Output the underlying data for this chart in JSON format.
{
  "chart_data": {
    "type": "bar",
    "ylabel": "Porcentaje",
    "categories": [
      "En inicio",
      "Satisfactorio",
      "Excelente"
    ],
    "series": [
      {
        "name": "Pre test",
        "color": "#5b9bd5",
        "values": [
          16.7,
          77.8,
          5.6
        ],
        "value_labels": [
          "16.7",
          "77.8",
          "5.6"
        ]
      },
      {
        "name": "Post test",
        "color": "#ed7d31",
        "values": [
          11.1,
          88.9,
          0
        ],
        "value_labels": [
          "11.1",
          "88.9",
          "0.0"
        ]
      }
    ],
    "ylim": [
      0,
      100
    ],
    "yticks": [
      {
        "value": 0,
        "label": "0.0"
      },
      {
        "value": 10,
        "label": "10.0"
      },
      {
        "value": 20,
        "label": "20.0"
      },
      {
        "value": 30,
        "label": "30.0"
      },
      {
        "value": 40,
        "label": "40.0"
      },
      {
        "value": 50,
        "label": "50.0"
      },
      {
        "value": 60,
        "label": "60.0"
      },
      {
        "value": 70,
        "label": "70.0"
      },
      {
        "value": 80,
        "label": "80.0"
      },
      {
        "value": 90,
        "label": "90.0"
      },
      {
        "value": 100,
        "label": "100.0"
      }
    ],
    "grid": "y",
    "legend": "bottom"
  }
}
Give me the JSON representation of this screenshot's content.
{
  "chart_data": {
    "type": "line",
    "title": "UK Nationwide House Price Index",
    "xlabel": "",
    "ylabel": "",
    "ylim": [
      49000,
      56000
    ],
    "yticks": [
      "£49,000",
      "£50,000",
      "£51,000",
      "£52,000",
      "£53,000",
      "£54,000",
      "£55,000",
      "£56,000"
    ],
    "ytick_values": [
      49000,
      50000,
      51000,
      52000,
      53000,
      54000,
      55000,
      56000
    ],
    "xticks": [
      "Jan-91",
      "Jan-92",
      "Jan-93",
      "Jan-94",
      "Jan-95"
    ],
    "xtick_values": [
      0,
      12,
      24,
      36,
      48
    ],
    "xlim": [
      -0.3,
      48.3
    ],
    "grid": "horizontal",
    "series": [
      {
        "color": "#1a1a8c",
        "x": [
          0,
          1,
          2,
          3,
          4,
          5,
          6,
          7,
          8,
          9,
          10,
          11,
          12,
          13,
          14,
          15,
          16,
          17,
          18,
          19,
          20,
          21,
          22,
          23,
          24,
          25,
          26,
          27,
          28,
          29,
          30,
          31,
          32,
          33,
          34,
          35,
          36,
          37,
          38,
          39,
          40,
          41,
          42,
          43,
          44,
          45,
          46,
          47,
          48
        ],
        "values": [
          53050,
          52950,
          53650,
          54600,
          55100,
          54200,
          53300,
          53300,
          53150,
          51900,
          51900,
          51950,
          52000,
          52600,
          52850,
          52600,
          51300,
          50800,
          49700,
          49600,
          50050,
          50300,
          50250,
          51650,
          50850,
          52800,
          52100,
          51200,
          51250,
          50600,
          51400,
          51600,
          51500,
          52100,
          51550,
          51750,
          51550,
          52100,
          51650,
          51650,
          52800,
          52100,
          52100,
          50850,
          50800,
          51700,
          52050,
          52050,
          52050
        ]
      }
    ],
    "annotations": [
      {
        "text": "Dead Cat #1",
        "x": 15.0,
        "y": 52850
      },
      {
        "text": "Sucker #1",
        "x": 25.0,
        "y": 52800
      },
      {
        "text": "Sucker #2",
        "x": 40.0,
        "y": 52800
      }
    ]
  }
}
::::
## INSTRUCTIONS FOR THE TASK
Restate every entry word for word.

## SOLUTION FOR THIS TASK
Output the underlying data for this chart in JSON format.
{
  "chart_data": {
    "type": "bar",
    "ylabel": "Porcentaje",
    "categories": [
      "En inicio",
      "Satisfactorio",
      "Excelente"
    ],
    "series": [
      {
        "name": "Pre test",
        "color": "#5b9bd5",
        "values": [
          16.7,
          77.8,
          5.6
        ],
        "value_labels": [
          "16.7",
          "77.8",
          "5.6"
        ]
      },
      {
        "name": "Post test",
        "color": "#ed7d31",
        "values": [
          11.1,
          88.9,
          0
        ],
        "value_labels": [
          "11.1",
          "88.9",
          "0.0"
        ]
      }
    ],
    "ylim": [
      0,
      100
    ],
    "yticks": [
      {
        "value": 0,
        "label": "0.0"
      },
      {
        "value": 10,
        "label": "10.0"
      },
      {
        "value": 20,
        "label": "20.0"
      },
      {
        "value": 30,
        "label": "30.0"
      },
      {
        "value": 40,
        "label": "40.0"
      },
      {
        "value": 50,
        "label": "50.0"
      },
      {
        "value": 60,
        "label": "60.0"
      },
      {
        "value": 70,
        "label": "70.0"
      },
      {
        "value": 80,
        "label": "80.0"
      },
      {
        "value": 90,
        "label": "90.0"
      },
      {
        "value": 100,
        "label": "100.0"
      }
    ],
    "grid": "y",
    "legend": "bottom"
  }
}
Give me the JSON representation of this screenshot's content.
{
  "chart_data": {
    "type": "line",
    "title": "UK Nationwide House Price Index",
    "xlabel": "",
    "ylabel": "",
    "ylim": [
      49000,
      56000
    ],
    "yticks": [
      "£49,000",
      "£50,000",
      "£51,000",
      "£52,000",
      "£53,000",
      "£54,000",
      "£55,000",
      "£56,000"
    ],
    "ytick_values": [
      49000,
      50000,
      51000,
      52000,
      53000,
      54000,
      55000,
      56000
    ],
    "xticks": [
      "Jan-91",
      "Jan-92",
      "Jan-93",
      "Jan-94",
      "Jan-95"
    ],
    "xtick_values": [
      0,
      12,
      24,
      36,
      48
    ],
    "xlim": [
      -0.3,
      48.3
    ],
    "grid": "horizontal",
    "series": [
      {
        "color": "#1a1a8c",
        "x": [
          0,
          1,
          2,
          3,
          4,
          5,
          6,
          7,
          8,
          9,
          10,
          11,
          12,
          13,
          14,
          15,
          16,
          17,
          18,
          19,
          20,
          21,
          22,
          23,
          24,
          25,
          26,
          27,
          28,
          29,
          30,
          31,
          32,
          33,
          34,
          35,
          36,
          37,
          38,
          39,
          40,
          41,
          42,
          43,
          44,
          45,
          46,
          47,
          48
        ],
        "values": [
          53050,
          52950,
          53650,
          54600,
          55100,
          54200,
          53300,
          53300,
          53150,
          51900,
          51900,
          51950,
          52000,
          52600,
          52850,
          52600,
          51300,
          50800,
          49700,
          49600,
          50050,
          50300,
          50250,
          51650,
          50850,
          52800,
          52100,
          51200,
          51250,
          50600,
          51400,
          51600,
          51500,
          52100,
          51550,
          51750,
          51550,
          52100,
          51650,
          51650,
          52800,
          52100,
          52100,
          50850,
          50800,
          51700,
          52050,
          52050,
          52050
        ]
      }
    ],
    "annotations": [
      {
        "text": "Dead Cat #1",
        "x": 15.0,
        "y": 52850
      },
      {
        "text": "Sucker #1",
        "x": 25.0,
        "y": 52800
      },
      {
        "text": "Sucker #2",
        "x": 40.0,
        "y": 52800
      }
    ]
  }
}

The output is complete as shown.